— START OF TASK DATA —

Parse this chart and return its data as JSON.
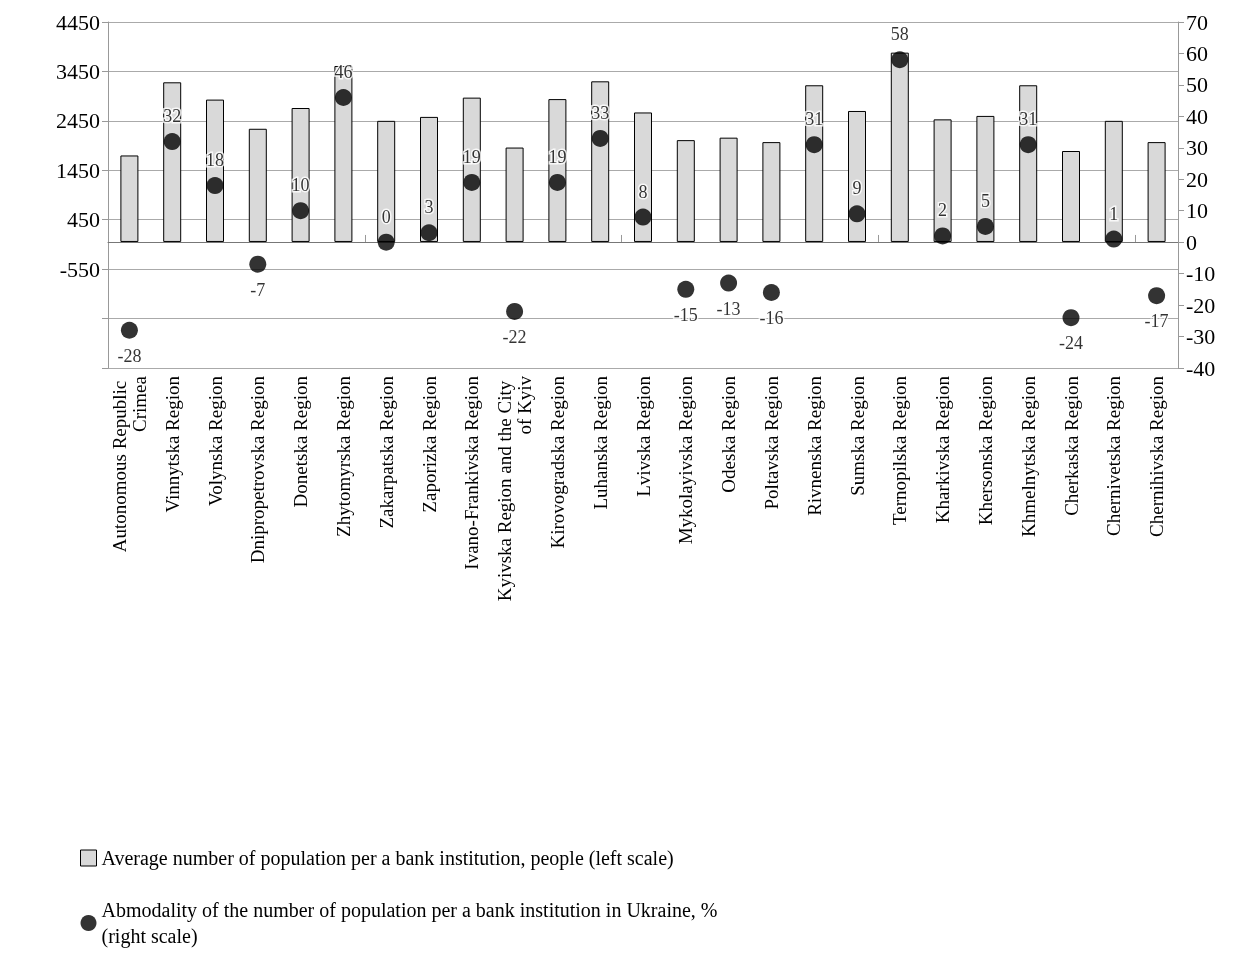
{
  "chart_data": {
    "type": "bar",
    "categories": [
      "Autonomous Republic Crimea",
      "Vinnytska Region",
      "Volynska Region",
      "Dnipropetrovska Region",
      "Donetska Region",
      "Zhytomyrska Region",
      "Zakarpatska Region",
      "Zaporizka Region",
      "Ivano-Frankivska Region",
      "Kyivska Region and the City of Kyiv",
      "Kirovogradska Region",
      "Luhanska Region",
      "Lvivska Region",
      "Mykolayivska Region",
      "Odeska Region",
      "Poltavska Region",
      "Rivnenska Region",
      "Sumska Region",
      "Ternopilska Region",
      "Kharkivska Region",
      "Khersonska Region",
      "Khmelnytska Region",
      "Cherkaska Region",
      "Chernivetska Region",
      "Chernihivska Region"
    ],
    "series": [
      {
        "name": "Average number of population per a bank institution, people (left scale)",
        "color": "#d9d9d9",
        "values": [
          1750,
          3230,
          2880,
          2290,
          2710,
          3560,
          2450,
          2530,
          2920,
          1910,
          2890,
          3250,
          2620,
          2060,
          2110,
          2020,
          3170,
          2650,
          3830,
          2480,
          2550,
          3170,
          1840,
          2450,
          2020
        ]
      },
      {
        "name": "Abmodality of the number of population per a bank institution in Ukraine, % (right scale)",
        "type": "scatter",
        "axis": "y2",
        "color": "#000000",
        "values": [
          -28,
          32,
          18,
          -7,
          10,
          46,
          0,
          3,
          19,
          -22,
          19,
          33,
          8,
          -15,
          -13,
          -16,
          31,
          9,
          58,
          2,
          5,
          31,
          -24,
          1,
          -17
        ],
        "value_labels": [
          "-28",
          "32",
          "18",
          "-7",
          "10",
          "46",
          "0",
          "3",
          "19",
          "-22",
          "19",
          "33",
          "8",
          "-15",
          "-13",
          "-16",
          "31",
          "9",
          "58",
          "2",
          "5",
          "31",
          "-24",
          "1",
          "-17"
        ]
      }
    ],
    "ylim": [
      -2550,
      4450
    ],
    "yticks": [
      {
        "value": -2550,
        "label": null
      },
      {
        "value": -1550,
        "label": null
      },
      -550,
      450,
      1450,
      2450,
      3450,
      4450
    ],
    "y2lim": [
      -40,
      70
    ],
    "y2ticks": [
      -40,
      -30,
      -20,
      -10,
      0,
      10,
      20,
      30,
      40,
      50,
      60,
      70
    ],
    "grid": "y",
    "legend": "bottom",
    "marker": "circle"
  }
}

— END OF TASK DATA —

JOB
Extract, from the material above, each line holding the word "number".

ANSWER
        "name": "Average number of population per a bank institution, people (left scale)",
        "name": "Abmodality of the number of population per a bank institution in Ukraine, % (right scale)",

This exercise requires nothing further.